Task description:
Copy all entries without alteration and skip the pictures they hold.

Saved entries
* * *

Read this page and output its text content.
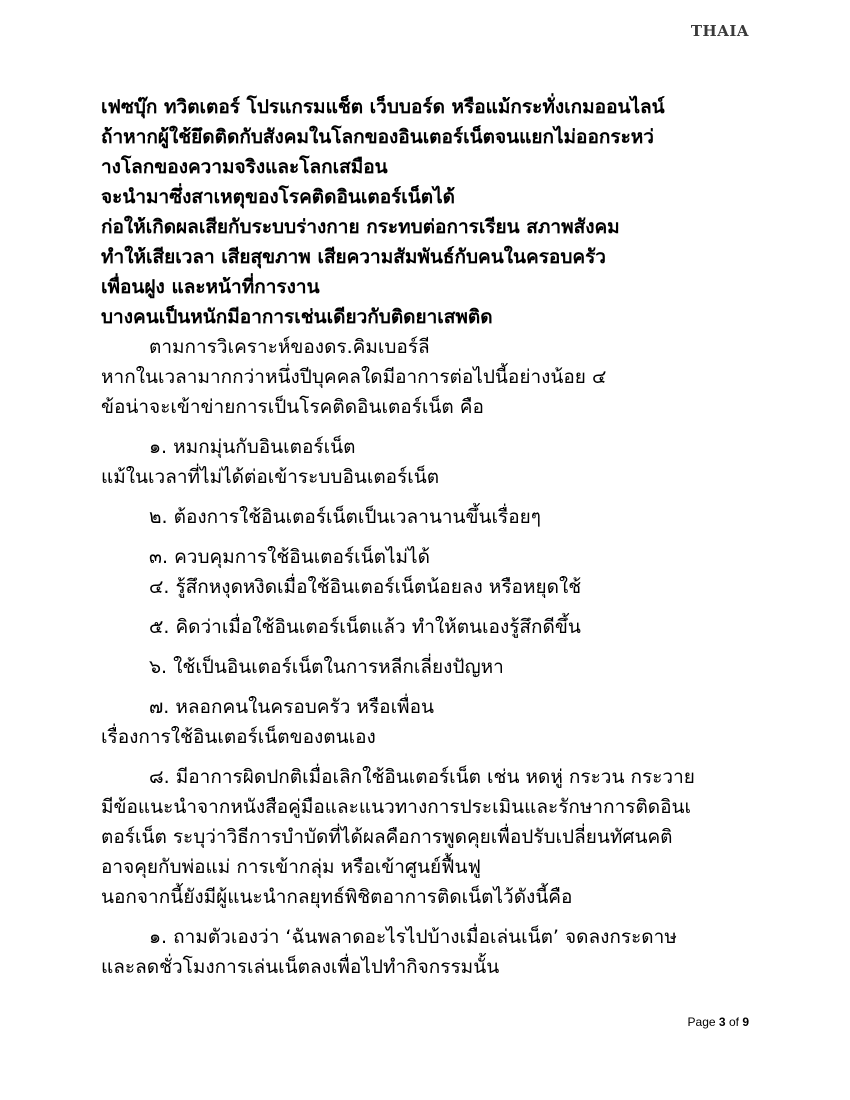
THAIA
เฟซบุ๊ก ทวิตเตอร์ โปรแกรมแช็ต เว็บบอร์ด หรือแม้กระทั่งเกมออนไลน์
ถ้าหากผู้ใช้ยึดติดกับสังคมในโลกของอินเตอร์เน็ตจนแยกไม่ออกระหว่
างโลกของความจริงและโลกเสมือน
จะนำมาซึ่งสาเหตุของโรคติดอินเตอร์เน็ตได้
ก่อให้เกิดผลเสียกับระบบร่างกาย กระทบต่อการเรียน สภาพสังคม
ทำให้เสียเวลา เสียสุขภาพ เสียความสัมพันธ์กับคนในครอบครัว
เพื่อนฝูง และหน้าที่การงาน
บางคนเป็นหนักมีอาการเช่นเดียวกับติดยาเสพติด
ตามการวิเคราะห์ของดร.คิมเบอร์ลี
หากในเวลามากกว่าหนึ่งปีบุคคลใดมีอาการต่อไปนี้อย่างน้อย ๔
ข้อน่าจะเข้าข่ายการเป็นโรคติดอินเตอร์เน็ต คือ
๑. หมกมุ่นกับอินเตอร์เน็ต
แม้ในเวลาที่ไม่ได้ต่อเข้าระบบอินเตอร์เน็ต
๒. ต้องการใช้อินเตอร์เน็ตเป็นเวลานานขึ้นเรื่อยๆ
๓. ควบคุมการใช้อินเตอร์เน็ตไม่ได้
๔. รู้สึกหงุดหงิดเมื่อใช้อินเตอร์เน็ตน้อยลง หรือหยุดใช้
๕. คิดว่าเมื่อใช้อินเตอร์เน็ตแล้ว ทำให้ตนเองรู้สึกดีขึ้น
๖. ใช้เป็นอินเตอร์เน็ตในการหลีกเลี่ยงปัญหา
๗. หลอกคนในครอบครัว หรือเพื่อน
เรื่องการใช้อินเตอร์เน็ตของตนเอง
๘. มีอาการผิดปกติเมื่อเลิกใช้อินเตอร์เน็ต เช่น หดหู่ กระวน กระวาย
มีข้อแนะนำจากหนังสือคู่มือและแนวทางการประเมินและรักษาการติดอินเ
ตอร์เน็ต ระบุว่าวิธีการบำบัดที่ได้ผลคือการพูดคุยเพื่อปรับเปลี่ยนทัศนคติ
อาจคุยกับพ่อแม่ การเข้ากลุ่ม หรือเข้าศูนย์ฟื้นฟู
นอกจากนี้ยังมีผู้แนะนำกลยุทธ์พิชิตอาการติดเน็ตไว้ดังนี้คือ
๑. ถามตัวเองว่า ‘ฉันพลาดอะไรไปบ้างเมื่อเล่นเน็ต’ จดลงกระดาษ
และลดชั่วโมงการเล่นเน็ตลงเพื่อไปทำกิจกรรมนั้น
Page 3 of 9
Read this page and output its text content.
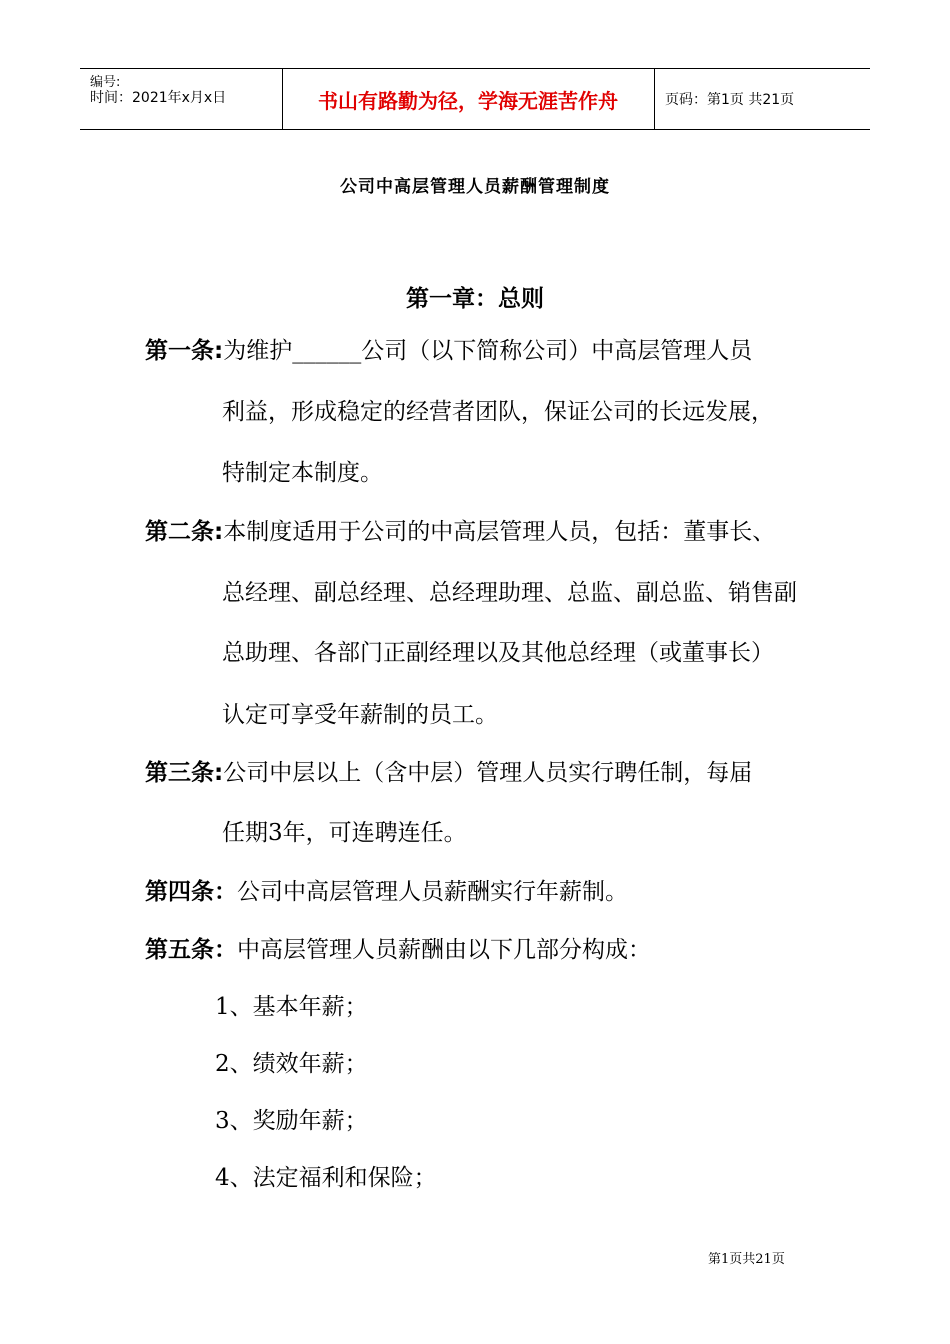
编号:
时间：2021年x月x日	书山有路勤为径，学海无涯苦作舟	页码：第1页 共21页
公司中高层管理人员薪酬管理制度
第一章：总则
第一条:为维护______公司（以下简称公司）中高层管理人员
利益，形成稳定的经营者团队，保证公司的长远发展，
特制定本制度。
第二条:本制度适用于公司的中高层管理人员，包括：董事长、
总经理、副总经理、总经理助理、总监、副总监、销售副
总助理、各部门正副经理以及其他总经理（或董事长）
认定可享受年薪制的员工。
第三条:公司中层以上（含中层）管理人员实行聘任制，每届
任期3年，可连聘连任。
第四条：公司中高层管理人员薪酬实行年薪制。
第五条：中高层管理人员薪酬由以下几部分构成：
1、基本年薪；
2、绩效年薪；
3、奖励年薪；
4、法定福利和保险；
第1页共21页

* * *

Exercise output:
Read this page and output its text content.
THAIA
เฟซบุ๊ก ทวิตเตอร์ โปรแกรมแช็ต เว็บบอร์ด หรือแม้กระทั่งเกมออนไลน์
ถ้าหากผู้ใช้ยึดติดกับสังคมในโลกของอินเตอร์เน็ตจนแยกไม่ออกระหว่
างโลกของความจริงและโลกเสมือน
จะนำมาซึ่งสาเหตุของโรคติดอินเตอร์เน็ตได้
ก่อให้เกิดผลเสียกับระบบร่างกาย กระทบต่อการเรียน สภาพสังคม
ทำให้เสียเวลา เสียสุขภาพ เสียความสัมพันธ์กับคนในครอบครัว
เพื่อนฝูง และหน้าที่การงาน
บางคนเป็นหนักมีอาการเช่นเดียวกับติดยาเสพติด
ตามการวิเคราะห์ของดร.คิมเบอร์ลี
หากในเวลามากกว่าหนึ่งปีบุคคลใดมีอาการต่อไปนี้อย่างน้อย ๔
ข้อน่าจะเข้าข่ายการเป็นโรคติดอินเตอร์เน็ต คือ
๑. หมกมุ่นกับอินเตอร์เน็ต
แม้ในเวลาที่ไม่ได้ต่อเข้าระบบอินเตอร์เน็ต
๒. ต้องการใช้อินเตอร์เน็ตเป็นเวลานานขึ้นเรื่อยๆ
๓. ควบคุมการใช้อินเตอร์เน็ตไม่ได้
๔. รู้สึกหงุดหงิดเมื่อใช้อินเตอร์เน็ตน้อยลง หรือหยุดใช้
๕. คิดว่าเมื่อใช้อินเตอร์เน็ตแล้ว ทำให้ตนเองรู้สึกดีขึ้น
๖. ใช้เป็นอินเตอร์เน็ตในการหลีกเลี่ยงปัญหา
๗. หลอกคนในครอบครัว หรือเพื่อน
เรื่องการใช้อินเตอร์เน็ตของตนเอง
๘. มีอาการผิดปกติเมื่อเลิกใช้อินเตอร์เน็ต เช่น หดหู่ กระวน กระวาย
มีข้อแนะนำจากหนังสือคู่มือและแนวทางการประเมินและรักษาการติดอินเ
ตอร์เน็ต ระบุว่าวิธีการบำบัดที่ได้ผลคือการพูดคุยเพื่อปรับเปลี่ยนทัศนคติ
อาจคุยกับพ่อแม่ การเข้ากลุ่ม หรือเข้าศูนย์ฟื้นฟู
นอกจากนี้ยังมีผู้แนะนำกลยุทธ์พิชิตอาการติดเน็ตไว้ดังนี้คือ
๑. ถามตัวเองว่า ‘ฉันพลาดอะไรไปบ้างเมื่อเล่นเน็ต’ จดลงกระดาษ
และลดชั่วโมงการเล่นเน็ตลงเพื่อไปทำกิจกรรมนั้น
Page 3 of 9
Read this page and output its text content.
编号:
时间：2021年x月x日	书山有路勤为径，学海无涯苦作舟	页码：第1页 共21页
公司中高层管理人员薪酬管理制度
第一章：总则
第一条:为维护______公司（以下简称公司）中高层管理人员
利益，形成稳定的经营者团队，保证公司的长远发展，
特制定本制度。
第二条:本制度适用于公司的中高层管理人员，包括：董事长、
总经理、副总经理、总经理助理、总监、副总监、销售副
总助理、各部门正副经理以及其他总经理（或董事长）
认定可享受年薪制的员工。
第三条:公司中层以上（含中层）管理人员实行聘任制，每届
任期3年，可连聘连任。
第四条：公司中高层管理人员薪酬实行年薪制。
第五条：中高层管理人员薪酬由以下几部分构成：
1、基本年薪；
2、绩效年薪；
3、奖励年薪；
4、法定福利和保险；
第1页共21页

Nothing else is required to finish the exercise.